» **GIVEN TASK**: Write out each line exactly as given. Leave the pictures out of your copy.

» **SUPPLIED RECORDS**:
##########

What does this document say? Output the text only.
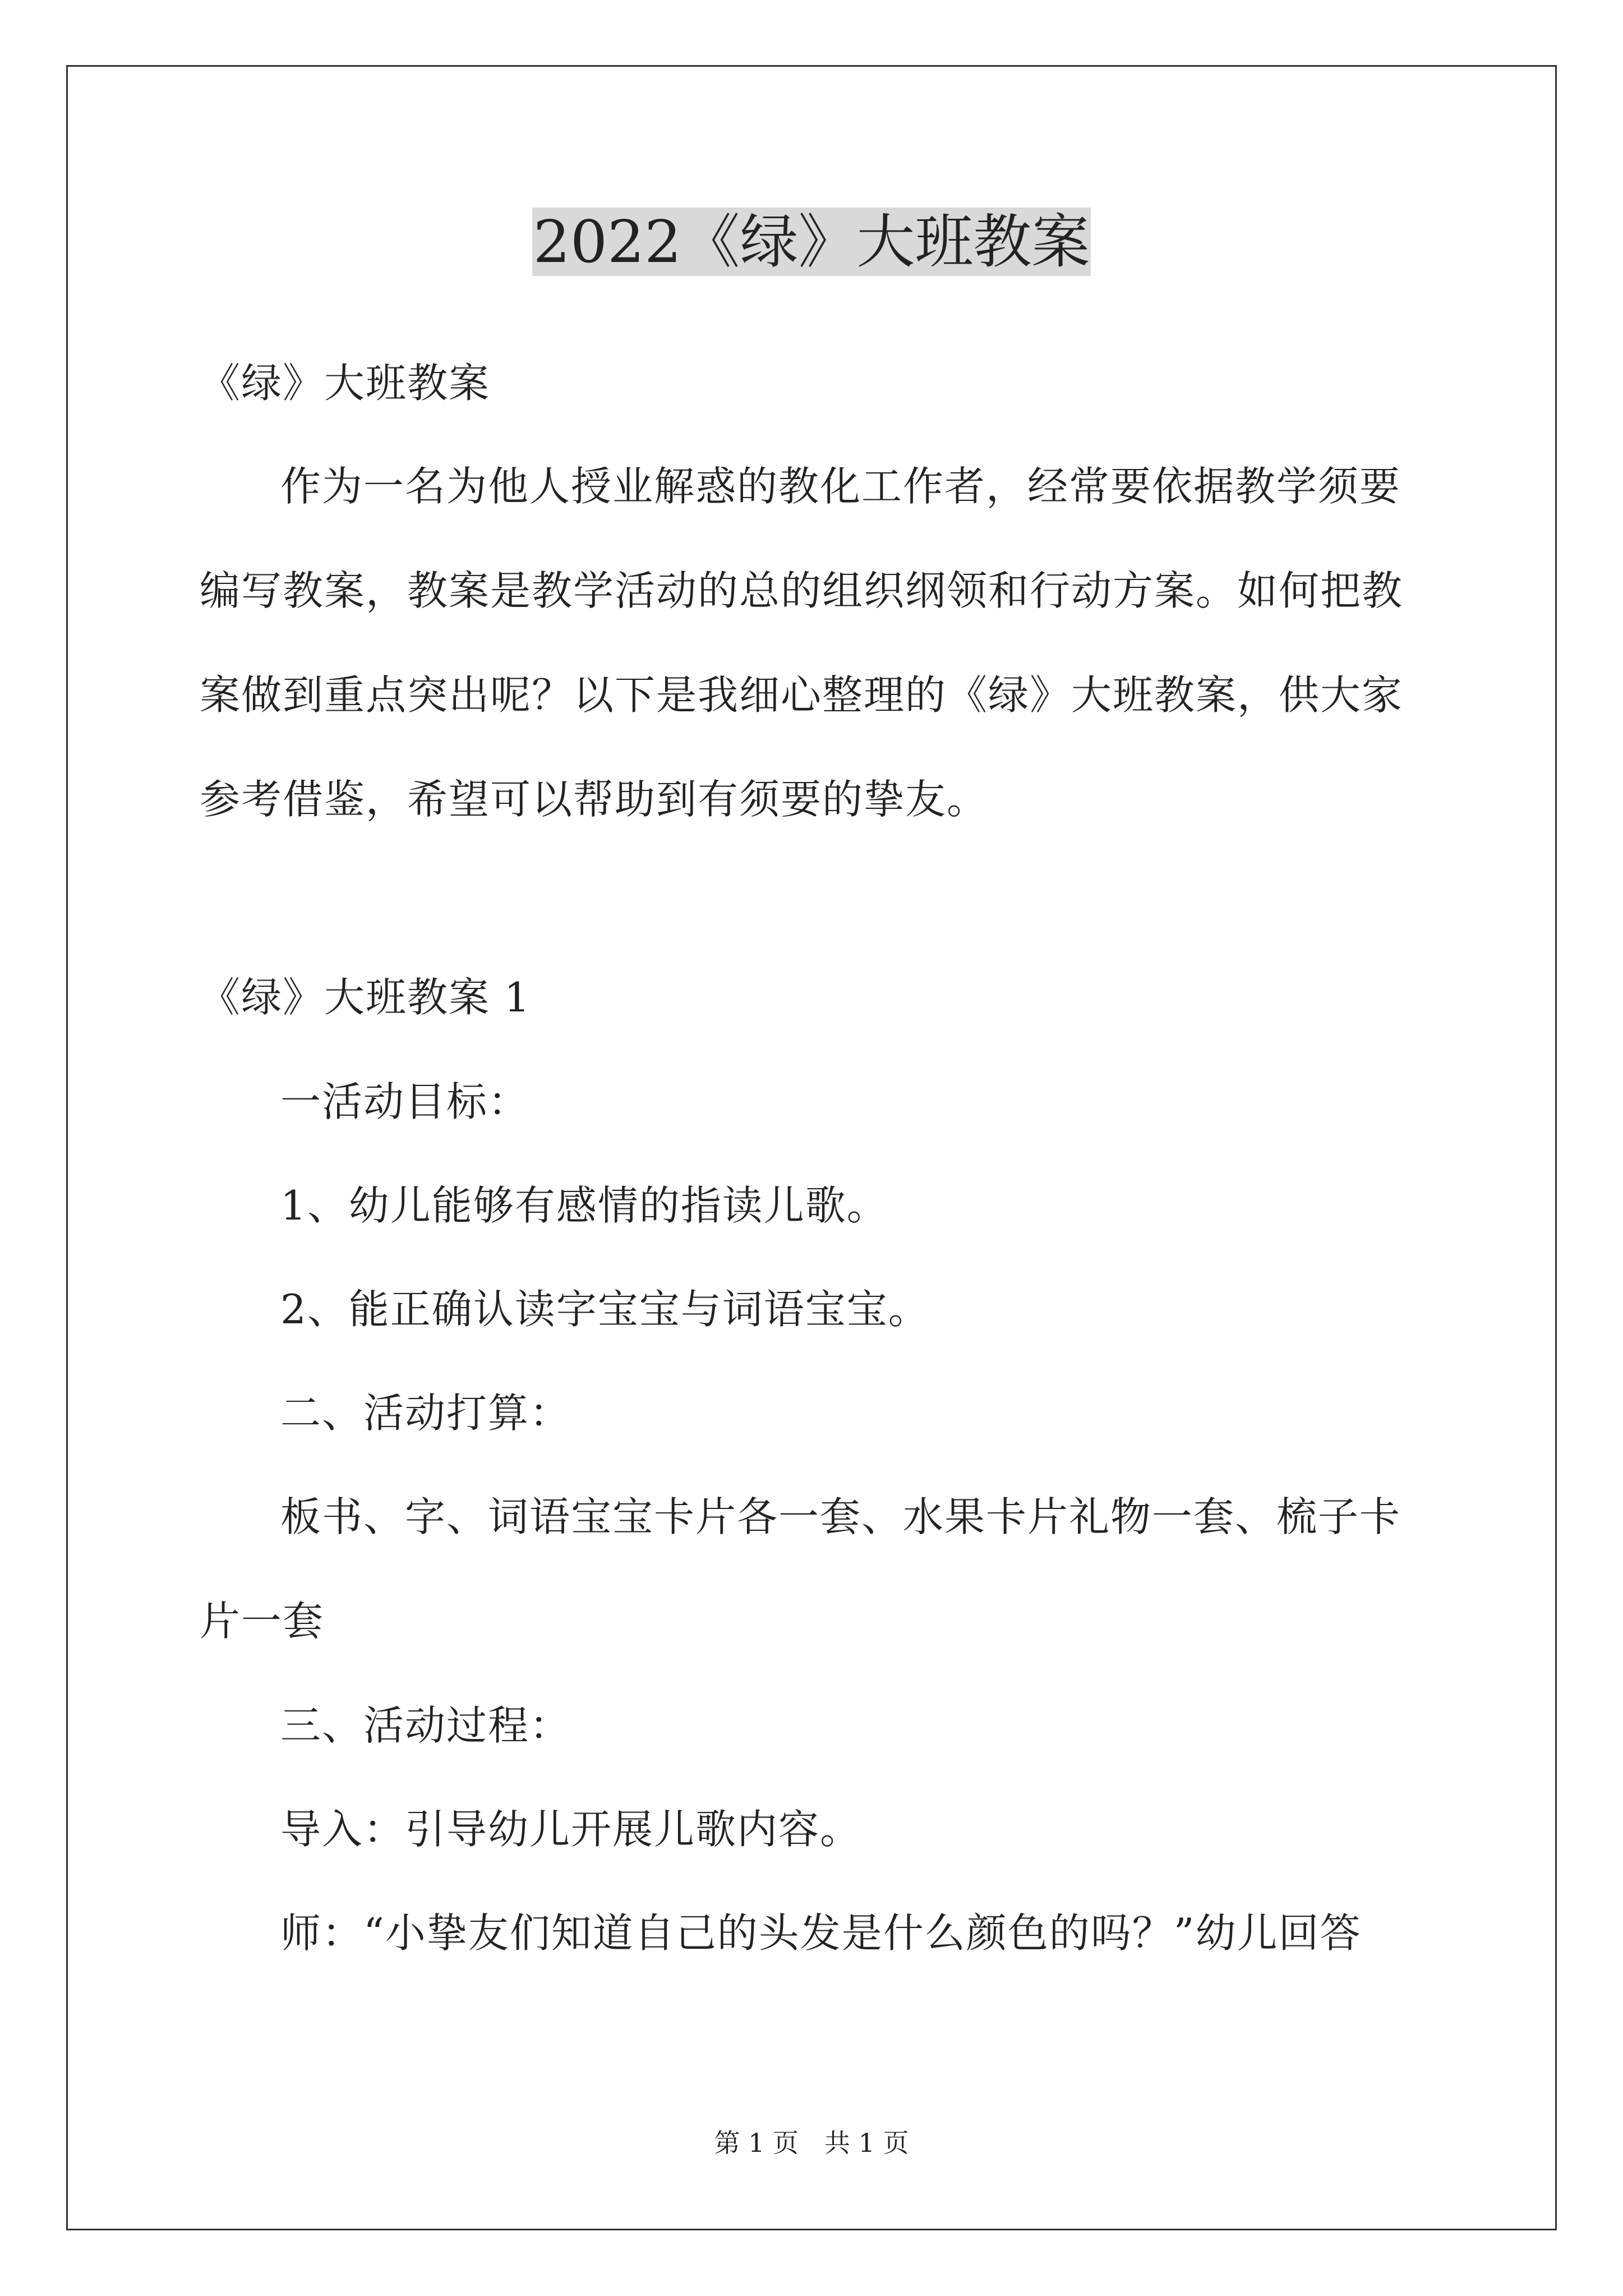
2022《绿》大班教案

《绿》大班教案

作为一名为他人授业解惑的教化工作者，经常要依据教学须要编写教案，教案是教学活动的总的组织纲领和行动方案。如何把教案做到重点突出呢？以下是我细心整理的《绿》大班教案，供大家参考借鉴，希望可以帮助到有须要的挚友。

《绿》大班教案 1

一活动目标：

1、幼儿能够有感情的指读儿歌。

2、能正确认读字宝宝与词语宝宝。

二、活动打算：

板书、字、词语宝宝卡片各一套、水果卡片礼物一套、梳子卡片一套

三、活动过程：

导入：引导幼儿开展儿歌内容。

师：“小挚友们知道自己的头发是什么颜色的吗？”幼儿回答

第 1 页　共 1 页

##########

» **CORRECT RESULT**:
What does this document say? Output the text only.
2022《绿》大班教案

《绿》大班教案

作为一名为他人授业解惑的教化工作者，经常要依据教学须要编写教案，教案是教学活动的总的组织纲领和行动方案。如何把教案做到重点突出呢？以下是我细心整理的《绿》大班教案，供大家参考借鉴，希望可以帮助到有须要的挚友。

《绿》大班教案 1

一活动目标：

1、幼儿能够有感情的指读儿歌。

2、能正确认读字宝宝与词语宝宝。

二、活动打算：

板书、字、词语宝宝卡片各一套、水果卡片礼物一套、梳子卡片一套

三、活动过程：

导入：引导幼儿开展儿歌内容。

师：“小挚友们知道自己的头发是什么颜色的吗？”幼儿回答

第 1 页　共 1 页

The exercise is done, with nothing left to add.